> **Task statement**
Check every line for the word "Claire" and give the number of lines where it occurs, nothing else.

> **Exercise data**
— START —

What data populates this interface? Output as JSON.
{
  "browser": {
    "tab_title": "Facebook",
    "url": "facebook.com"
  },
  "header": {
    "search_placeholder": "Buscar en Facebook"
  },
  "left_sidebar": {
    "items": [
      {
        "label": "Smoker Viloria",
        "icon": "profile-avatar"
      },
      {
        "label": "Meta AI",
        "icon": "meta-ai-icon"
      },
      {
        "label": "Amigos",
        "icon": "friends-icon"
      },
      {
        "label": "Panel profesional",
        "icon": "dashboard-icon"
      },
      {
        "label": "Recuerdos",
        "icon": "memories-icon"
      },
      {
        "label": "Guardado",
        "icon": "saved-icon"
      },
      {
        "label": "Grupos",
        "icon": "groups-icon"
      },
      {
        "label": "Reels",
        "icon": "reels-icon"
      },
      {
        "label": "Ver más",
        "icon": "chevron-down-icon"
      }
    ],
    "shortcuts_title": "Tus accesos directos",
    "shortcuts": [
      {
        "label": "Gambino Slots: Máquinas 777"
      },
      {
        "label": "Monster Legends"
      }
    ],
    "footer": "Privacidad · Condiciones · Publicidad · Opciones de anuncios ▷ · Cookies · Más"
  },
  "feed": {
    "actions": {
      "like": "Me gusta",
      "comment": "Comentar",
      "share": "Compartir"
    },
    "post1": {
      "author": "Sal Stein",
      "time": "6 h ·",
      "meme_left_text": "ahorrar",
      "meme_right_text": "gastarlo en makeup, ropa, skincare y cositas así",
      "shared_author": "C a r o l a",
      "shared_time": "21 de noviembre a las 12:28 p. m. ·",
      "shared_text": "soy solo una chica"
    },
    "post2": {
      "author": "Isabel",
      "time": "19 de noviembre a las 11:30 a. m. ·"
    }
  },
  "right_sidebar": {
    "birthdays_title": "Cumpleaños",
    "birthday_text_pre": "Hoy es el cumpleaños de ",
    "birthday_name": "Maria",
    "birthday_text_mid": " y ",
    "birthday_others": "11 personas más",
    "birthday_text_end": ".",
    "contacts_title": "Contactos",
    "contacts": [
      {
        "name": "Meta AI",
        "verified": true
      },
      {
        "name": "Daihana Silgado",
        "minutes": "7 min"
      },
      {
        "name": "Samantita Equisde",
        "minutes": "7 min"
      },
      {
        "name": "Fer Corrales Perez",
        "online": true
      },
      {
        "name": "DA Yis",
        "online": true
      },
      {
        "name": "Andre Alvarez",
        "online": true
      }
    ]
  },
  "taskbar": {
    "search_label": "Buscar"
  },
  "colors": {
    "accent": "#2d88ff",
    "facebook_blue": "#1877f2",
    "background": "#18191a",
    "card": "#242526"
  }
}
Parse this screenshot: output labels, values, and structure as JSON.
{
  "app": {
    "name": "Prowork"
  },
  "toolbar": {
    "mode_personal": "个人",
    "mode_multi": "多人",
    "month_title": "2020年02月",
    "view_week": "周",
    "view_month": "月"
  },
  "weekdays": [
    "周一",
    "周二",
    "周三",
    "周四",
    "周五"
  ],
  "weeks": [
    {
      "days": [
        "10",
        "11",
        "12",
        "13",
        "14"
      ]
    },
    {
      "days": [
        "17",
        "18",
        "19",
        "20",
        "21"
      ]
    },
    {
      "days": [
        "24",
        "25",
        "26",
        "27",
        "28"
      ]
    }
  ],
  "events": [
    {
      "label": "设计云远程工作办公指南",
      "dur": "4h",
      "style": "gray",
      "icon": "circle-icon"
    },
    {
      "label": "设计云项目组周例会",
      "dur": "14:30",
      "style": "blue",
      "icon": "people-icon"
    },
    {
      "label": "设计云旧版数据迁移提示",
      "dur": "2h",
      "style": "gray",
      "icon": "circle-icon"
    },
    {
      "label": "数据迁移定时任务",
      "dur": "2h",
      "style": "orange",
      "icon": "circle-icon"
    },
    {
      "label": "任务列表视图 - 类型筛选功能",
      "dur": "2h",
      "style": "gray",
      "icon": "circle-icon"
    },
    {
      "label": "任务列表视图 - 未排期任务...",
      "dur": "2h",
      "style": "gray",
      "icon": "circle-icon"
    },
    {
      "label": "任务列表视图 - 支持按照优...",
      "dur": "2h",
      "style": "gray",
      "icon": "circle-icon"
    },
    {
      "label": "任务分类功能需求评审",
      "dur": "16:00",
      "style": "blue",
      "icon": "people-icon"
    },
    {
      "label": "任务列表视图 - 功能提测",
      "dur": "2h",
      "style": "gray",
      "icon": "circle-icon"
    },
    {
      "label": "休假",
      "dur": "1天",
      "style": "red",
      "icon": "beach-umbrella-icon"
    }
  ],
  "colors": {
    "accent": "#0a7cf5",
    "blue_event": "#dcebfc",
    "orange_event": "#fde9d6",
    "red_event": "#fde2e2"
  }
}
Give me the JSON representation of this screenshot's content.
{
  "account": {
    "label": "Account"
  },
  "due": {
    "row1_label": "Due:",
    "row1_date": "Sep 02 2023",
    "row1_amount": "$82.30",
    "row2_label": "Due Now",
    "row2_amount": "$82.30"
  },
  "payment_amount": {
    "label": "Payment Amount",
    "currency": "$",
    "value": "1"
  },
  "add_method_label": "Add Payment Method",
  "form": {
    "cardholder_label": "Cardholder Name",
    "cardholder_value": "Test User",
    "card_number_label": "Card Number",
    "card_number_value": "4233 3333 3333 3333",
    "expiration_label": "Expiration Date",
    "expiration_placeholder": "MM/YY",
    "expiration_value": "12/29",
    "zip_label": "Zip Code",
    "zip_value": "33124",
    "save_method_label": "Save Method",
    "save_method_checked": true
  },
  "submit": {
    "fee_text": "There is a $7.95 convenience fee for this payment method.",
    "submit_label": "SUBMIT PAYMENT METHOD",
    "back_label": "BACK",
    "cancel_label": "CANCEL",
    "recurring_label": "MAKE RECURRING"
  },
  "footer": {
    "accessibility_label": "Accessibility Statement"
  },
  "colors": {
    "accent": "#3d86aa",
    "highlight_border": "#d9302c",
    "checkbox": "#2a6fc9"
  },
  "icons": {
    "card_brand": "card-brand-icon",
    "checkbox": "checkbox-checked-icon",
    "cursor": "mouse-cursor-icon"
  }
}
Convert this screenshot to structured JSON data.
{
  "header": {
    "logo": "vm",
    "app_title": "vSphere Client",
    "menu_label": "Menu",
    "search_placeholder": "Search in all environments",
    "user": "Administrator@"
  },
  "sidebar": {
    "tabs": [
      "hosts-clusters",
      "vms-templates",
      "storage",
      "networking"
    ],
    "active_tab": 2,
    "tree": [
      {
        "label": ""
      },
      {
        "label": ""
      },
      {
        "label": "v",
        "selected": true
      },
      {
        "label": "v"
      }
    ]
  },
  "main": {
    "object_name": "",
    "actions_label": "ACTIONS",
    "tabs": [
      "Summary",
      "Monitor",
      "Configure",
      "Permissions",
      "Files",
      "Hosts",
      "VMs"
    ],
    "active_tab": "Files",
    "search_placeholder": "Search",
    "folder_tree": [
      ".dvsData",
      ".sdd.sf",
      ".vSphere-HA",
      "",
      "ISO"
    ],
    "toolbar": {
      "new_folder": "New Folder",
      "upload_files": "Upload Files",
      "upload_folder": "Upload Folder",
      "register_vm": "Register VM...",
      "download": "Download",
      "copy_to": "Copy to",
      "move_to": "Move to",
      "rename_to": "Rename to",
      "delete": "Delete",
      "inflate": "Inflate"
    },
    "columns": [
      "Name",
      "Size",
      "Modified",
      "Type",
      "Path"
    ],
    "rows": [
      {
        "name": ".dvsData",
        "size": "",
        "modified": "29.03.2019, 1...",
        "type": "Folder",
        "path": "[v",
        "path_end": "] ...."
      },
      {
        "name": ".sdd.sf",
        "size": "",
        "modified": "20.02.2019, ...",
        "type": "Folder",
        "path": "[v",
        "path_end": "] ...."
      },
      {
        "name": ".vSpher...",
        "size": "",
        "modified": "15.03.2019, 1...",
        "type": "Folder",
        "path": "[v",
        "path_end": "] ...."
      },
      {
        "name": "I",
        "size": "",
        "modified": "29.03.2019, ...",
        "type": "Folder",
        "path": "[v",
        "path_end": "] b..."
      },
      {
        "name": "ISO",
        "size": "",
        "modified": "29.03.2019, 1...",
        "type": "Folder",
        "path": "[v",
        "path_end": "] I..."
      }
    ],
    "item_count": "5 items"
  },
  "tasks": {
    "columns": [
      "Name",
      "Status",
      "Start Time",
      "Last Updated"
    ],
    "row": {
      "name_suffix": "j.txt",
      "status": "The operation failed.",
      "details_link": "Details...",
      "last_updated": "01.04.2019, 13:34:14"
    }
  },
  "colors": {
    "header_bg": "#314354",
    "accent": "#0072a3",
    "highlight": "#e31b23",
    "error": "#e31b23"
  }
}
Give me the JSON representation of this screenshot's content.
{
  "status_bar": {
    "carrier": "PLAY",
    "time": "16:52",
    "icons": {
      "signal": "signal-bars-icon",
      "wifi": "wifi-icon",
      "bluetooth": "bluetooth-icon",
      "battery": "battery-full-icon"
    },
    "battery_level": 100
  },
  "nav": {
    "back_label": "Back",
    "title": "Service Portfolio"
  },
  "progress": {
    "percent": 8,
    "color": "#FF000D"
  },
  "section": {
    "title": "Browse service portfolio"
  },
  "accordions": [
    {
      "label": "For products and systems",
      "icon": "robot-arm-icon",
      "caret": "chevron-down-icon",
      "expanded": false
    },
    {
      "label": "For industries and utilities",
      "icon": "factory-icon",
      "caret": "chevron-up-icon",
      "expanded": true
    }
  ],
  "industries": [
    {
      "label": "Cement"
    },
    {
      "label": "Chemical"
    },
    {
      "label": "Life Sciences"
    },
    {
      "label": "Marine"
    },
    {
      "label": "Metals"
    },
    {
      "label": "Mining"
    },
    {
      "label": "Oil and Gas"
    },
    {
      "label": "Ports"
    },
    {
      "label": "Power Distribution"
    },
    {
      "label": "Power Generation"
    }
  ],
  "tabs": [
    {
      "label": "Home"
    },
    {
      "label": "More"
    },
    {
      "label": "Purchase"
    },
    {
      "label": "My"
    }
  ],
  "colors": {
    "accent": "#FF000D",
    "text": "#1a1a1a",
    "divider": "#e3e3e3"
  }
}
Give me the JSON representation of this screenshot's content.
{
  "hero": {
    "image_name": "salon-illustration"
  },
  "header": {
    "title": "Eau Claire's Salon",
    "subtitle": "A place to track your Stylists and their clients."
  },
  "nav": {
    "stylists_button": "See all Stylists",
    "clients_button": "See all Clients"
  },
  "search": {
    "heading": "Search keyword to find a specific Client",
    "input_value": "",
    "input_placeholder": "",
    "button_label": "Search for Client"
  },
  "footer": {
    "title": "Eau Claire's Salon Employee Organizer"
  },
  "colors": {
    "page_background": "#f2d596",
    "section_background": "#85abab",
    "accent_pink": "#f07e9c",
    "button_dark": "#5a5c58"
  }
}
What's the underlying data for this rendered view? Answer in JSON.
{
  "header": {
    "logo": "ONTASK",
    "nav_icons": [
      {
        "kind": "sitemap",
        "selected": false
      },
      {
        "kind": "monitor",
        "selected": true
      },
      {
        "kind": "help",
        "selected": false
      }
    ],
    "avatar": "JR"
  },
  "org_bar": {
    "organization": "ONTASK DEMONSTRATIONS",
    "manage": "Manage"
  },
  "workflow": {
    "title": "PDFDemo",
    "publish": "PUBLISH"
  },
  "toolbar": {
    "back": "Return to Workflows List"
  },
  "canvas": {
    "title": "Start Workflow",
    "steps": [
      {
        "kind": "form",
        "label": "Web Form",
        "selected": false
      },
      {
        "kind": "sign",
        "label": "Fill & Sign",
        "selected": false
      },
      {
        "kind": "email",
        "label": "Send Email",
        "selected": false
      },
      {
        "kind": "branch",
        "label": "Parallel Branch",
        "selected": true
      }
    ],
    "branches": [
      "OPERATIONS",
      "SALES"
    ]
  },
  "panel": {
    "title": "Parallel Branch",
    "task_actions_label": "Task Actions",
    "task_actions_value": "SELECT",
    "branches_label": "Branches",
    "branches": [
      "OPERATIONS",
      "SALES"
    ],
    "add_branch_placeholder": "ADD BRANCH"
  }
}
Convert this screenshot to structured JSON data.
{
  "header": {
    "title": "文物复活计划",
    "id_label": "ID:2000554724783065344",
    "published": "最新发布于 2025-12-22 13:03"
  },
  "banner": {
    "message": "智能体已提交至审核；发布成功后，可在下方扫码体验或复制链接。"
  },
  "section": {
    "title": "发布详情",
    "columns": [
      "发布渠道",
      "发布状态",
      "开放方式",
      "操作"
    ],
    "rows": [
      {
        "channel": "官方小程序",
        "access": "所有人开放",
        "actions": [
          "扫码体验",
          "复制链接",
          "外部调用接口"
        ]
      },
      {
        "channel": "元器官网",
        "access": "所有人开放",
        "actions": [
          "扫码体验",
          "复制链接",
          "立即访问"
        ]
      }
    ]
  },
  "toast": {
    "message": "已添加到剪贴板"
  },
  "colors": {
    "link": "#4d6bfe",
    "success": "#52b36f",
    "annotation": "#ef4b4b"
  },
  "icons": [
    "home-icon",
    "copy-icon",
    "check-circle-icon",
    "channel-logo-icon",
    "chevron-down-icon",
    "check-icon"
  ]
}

— END —

> **Solution to this task**
2